▶ **OPDRACHT**: Schrijf alle regels hieronder letterlijk over, maar laat de afbeeldingen weg.

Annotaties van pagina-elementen
----------------

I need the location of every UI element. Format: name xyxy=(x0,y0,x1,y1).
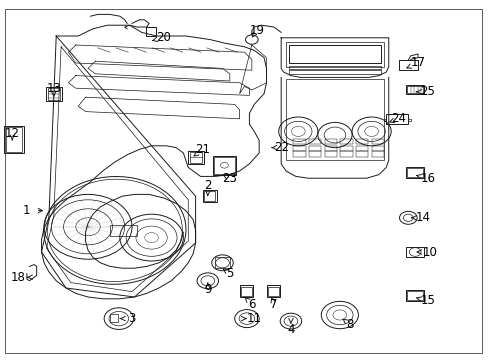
Text: 14: 14 xyxy=(415,211,429,224)
Bar xyxy=(308,139,321,144)
Bar xyxy=(288,45,381,63)
Text: 25: 25 xyxy=(420,85,434,98)
Bar xyxy=(110,225,137,236)
Bar xyxy=(371,151,383,157)
Bar xyxy=(308,146,321,151)
Bar xyxy=(355,151,367,157)
Bar xyxy=(340,139,352,144)
Text: 6: 6 xyxy=(247,298,255,311)
Bar xyxy=(386,114,407,124)
Bar xyxy=(4,126,24,153)
Bar xyxy=(266,285,280,297)
Bar xyxy=(324,146,336,151)
Text: 2: 2 xyxy=(203,179,211,192)
Text: 21: 21 xyxy=(195,143,210,156)
Text: 24: 24 xyxy=(390,112,405,125)
Text: 3: 3 xyxy=(128,312,136,325)
Bar xyxy=(407,86,422,93)
Bar xyxy=(293,146,305,151)
Bar xyxy=(398,60,417,70)
Text: 16: 16 xyxy=(420,172,434,185)
Text: 7: 7 xyxy=(269,298,277,311)
Bar xyxy=(48,88,60,100)
Bar xyxy=(405,85,424,94)
Text: 10: 10 xyxy=(422,246,437,258)
Bar xyxy=(267,287,278,296)
Bar xyxy=(405,290,424,301)
Text: 23: 23 xyxy=(222,172,237,185)
Bar xyxy=(204,191,215,201)
Text: 15: 15 xyxy=(420,294,434,307)
Text: 5: 5 xyxy=(225,267,233,280)
Bar xyxy=(340,151,352,157)
Bar xyxy=(407,291,422,300)
Bar xyxy=(288,70,381,74)
Bar xyxy=(285,79,383,160)
Bar xyxy=(110,314,118,322)
Bar xyxy=(214,157,234,174)
Text: 12: 12 xyxy=(5,127,20,140)
Text: 17: 17 xyxy=(410,57,425,69)
Bar xyxy=(405,167,424,178)
Bar xyxy=(324,151,336,157)
Bar xyxy=(215,257,229,268)
Bar xyxy=(371,146,383,151)
Bar xyxy=(188,151,203,164)
Text: 9: 9 xyxy=(203,283,211,296)
Bar xyxy=(308,151,321,157)
Text: 11: 11 xyxy=(246,312,261,325)
Bar xyxy=(189,152,202,163)
Text: 22: 22 xyxy=(273,141,288,154)
Bar xyxy=(239,285,253,297)
Text: 13: 13 xyxy=(46,82,61,95)
Text: 4: 4 xyxy=(286,323,294,336)
Bar xyxy=(285,42,383,67)
Bar xyxy=(293,151,305,157)
Bar xyxy=(46,87,62,101)
Bar xyxy=(293,139,305,144)
Bar xyxy=(355,146,367,151)
Bar xyxy=(288,66,381,69)
Bar xyxy=(340,146,352,151)
Bar xyxy=(6,127,22,152)
Bar xyxy=(371,139,383,144)
Bar xyxy=(407,168,422,177)
Bar xyxy=(241,287,251,296)
Bar xyxy=(212,156,236,175)
Bar xyxy=(145,27,156,36)
Text: 20: 20 xyxy=(156,31,171,44)
Text: 18: 18 xyxy=(11,271,26,284)
Bar xyxy=(355,139,367,144)
Text: 1: 1 xyxy=(23,204,31,217)
Text: 8: 8 xyxy=(345,318,353,330)
Bar xyxy=(405,247,424,257)
Text: 19: 19 xyxy=(249,24,264,37)
Bar xyxy=(203,190,216,202)
Bar xyxy=(324,139,336,144)
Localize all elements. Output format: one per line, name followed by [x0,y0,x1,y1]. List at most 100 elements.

----------------

▶ **ANTWOORD**:
I need the location of every UI element. Format: name xyxy=(x0,y0,x1,y1).
Text: 14: 14 xyxy=(415,211,429,224)
Bar xyxy=(308,139,321,144)
Bar xyxy=(288,45,381,63)
Text: 25: 25 xyxy=(420,85,434,98)
Bar xyxy=(110,225,137,236)
Bar xyxy=(371,151,383,157)
Bar xyxy=(308,146,321,151)
Bar xyxy=(355,151,367,157)
Bar xyxy=(340,139,352,144)
Text: 6: 6 xyxy=(247,298,255,311)
Bar xyxy=(386,114,407,124)
Bar xyxy=(4,126,24,153)
Bar xyxy=(266,285,280,297)
Bar xyxy=(324,146,336,151)
Text: 2: 2 xyxy=(203,179,211,192)
Text: 21: 21 xyxy=(195,143,210,156)
Text: 24: 24 xyxy=(390,112,405,125)
Text: 3: 3 xyxy=(128,312,136,325)
Bar xyxy=(407,86,422,93)
Bar xyxy=(293,146,305,151)
Bar xyxy=(398,60,417,70)
Text: 16: 16 xyxy=(420,172,434,185)
Text: 7: 7 xyxy=(269,298,277,311)
Bar xyxy=(48,88,60,100)
Bar xyxy=(405,85,424,94)
Text: 10: 10 xyxy=(422,246,437,258)
Bar xyxy=(267,287,278,296)
Bar xyxy=(405,290,424,301)
Text: 23: 23 xyxy=(222,172,237,185)
Bar xyxy=(204,191,215,201)
Text: 15: 15 xyxy=(420,294,434,307)
Text: 5: 5 xyxy=(225,267,233,280)
Bar xyxy=(340,151,352,157)
Bar xyxy=(407,291,422,300)
Bar xyxy=(288,70,381,74)
Bar xyxy=(285,79,383,160)
Bar xyxy=(110,314,118,322)
Bar xyxy=(214,157,234,174)
Text: 12: 12 xyxy=(5,127,20,140)
Text: 17: 17 xyxy=(410,57,425,69)
Bar xyxy=(405,167,424,178)
Bar xyxy=(324,151,336,157)
Bar xyxy=(215,257,229,268)
Bar xyxy=(371,146,383,151)
Bar xyxy=(188,151,203,164)
Text: 9: 9 xyxy=(203,283,211,296)
Bar xyxy=(308,151,321,157)
Text: 11: 11 xyxy=(246,312,261,325)
Bar xyxy=(189,152,202,163)
Text: 22: 22 xyxy=(273,141,288,154)
Bar xyxy=(239,285,253,297)
Text: 13: 13 xyxy=(46,82,61,95)
Text: 4: 4 xyxy=(286,323,294,336)
Bar xyxy=(285,42,383,67)
Bar xyxy=(293,151,305,157)
Bar xyxy=(46,87,62,101)
Bar xyxy=(293,139,305,144)
Bar xyxy=(355,146,367,151)
Bar xyxy=(288,66,381,69)
Bar xyxy=(340,146,352,151)
Bar xyxy=(6,127,22,152)
Bar xyxy=(371,139,383,144)
Bar xyxy=(407,168,422,177)
Bar xyxy=(241,287,251,296)
Bar xyxy=(212,156,236,175)
Bar xyxy=(145,27,156,36)
Text: 20: 20 xyxy=(156,31,171,44)
Text: 18: 18 xyxy=(11,271,26,284)
Bar xyxy=(355,139,367,144)
Text: 1: 1 xyxy=(23,204,31,217)
Text: 8: 8 xyxy=(345,318,353,330)
Bar xyxy=(405,247,424,257)
Text: 19: 19 xyxy=(249,24,264,37)
Bar xyxy=(203,190,216,202)
Bar xyxy=(324,139,336,144)
Localize all elements. Output format: one per line, name followed by [x0,y0,x1,y1]. List at most 100 elements.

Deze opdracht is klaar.